(Dataset items)
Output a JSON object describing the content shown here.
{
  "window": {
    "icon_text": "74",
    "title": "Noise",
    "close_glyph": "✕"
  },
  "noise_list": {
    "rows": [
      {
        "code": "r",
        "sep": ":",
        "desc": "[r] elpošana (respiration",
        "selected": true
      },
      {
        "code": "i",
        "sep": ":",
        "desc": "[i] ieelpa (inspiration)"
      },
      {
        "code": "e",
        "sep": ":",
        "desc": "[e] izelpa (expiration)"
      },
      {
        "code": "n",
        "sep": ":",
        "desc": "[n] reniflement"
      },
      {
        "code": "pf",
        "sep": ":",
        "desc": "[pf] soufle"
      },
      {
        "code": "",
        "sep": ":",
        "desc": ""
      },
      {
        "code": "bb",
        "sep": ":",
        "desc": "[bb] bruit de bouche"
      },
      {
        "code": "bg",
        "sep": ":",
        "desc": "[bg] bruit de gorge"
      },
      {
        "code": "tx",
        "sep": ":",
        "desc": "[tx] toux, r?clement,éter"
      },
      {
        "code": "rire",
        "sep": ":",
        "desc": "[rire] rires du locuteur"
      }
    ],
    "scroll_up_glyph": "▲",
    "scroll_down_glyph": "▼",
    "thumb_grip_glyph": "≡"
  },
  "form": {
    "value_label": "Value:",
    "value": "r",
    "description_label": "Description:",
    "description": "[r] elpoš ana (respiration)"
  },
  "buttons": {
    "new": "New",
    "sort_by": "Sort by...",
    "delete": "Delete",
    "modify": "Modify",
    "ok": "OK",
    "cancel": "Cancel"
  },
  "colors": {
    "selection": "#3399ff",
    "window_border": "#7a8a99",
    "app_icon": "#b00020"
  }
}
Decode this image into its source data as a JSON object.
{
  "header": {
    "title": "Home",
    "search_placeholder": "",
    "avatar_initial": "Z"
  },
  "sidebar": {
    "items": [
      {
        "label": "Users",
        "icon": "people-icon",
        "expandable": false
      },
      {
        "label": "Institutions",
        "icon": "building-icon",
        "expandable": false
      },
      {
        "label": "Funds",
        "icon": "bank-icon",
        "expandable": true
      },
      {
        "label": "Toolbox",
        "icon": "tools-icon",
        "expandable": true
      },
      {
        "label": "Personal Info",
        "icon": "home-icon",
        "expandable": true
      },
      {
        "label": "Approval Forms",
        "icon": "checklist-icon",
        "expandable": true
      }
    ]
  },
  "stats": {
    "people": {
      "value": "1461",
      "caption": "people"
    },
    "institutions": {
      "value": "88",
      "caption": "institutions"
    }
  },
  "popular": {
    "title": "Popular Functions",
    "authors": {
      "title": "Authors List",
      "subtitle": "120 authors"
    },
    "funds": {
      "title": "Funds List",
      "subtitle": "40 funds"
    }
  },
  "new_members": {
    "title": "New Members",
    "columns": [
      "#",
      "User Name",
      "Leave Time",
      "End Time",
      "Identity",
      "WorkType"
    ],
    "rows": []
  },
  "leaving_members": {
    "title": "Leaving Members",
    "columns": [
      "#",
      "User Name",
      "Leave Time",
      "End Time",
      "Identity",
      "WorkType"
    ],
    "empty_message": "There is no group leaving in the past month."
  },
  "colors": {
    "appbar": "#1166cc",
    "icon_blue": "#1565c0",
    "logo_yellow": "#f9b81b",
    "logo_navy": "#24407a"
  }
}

◆ **Objective**:
Exactly as written above, please repeat the entries.

◆ **Exercise solution**:
Output a JSON object describing the content shown here.
{
  "window": {
    "icon_text": "74",
    "title": "Noise",
    "close_glyph": "✕"
  },
  "noise_list": {
    "rows": [
      {
        "code": "r",
        "sep": ":",
        "desc": "[r] elpošana (respiration",
        "selected": true
      },
      {
        "code": "i",
        "sep": ":",
        "desc": "[i] ieelpa (inspiration)"
      },
      {
        "code": "e",
        "sep": ":",
        "desc": "[e] izelpa (expiration)"
      },
      {
        "code": "n",
        "sep": ":",
        "desc": "[n] reniflement"
      },
      {
        "code": "pf",
        "sep": ":",
        "desc": "[pf] soufle"
      },
      {
        "code": "",
        "sep": ":",
        "desc": ""
      },
      {
        "code": "bb",
        "sep": ":",
        "desc": "[bb] bruit de bouche"
      },
      {
        "code": "bg",
        "sep": ":",
        "desc": "[bg] bruit de gorge"
      },
      {
        "code": "tx",
        "sep": ":",
        "desc": "[tx] toux, r?clement,éter"
      },
      {
        "code": "rire",
        "sep": ":",
        "desc": "[rire] rires du locuteur"
      }
    ],
    "scroll_up_glyph": "▲",
    "scroll_down_glyph": "▼",
    "thumb_grip_glyph": "≡"
  },
  "form": {
    "value_label": "Value:",
    "value": "r",
    "description_label": "Description:",
    "description": "[r] elpoš ana (respiration)"
  },
  "buttons": {
    "new": "New",
    "sort_by": "Sort by...",
    "delete": "Delete",
    "modify": "Modify",
    "ok": "OK",
    "cancel": "Cancel"
  },
  "colors": {
    "selection": "#3399ff",
    "window_border": "#7a8a99",
    "app_icon": "#b00020"
  }
}
Decode this image into its source data as a JSON object.
{
  "header": {
    "title": "Home",
    "search_placeholder": "",
    "avatar_initial": "Z"
  },
  "sidebar": {
    "items": [
      {
        "label": "Users",
        "icon": "people-icon",
        "expandable": false
      },
      {
        "label": "Institutions",
        "icon": "building-icon",
        "expandable": false
      },
      {
        "label": "Funds",
        "icon": "bank-icon",
        "expandable": true
      },
      {
        "label": "Toolbox",
        "icon": "tools-icon",
        "expandable": true
      },
      {
        "label": "Personal Info",
        "icon": "home-icon",
        "expandable": true
      },
      {
        "label": "Approval Forms",
        "icon": "checklist-icon",
        "expandable": true
      }
    ]
  },
  "stats": {
    "people": {
      "value": "1461",
      "caption": "people"
    },
    "institutions": {
      "value": "88",
      "caption": "institutions"
    }
  },
  "popular": {
    "title": "Popular Functions",
    "authors": {
      "title": "Authors List",
      "subtitle": "120 authors"
    },
    "funds": {
      "title": "Funds List",
      "subtitle": "40 funds"
    }
  },
  "new_members": {
    "title": "New Members",
    "columns": [
      "#",
      "User Name",
      "Leave Time",
      "End Time",
      "Identity",
      "WorkType"
    ],
    "rows": []
  },
  "leaving_members": {
    "title": "Leaving Members",
    "columns": [
      "#",
      "User Name",
      "Leave Time",
      "End Time",
      "Identity",
      "WorkType"
    ],
    "empty_message": "There is no group leaving in the past month."
  },
  "colors": {
    "appbar": "#1166cc",
    "icon_blue": "#1565c0",
    "logo_yellow": "#f9b81b",
    "logo_navy": "#24407a"
  }
}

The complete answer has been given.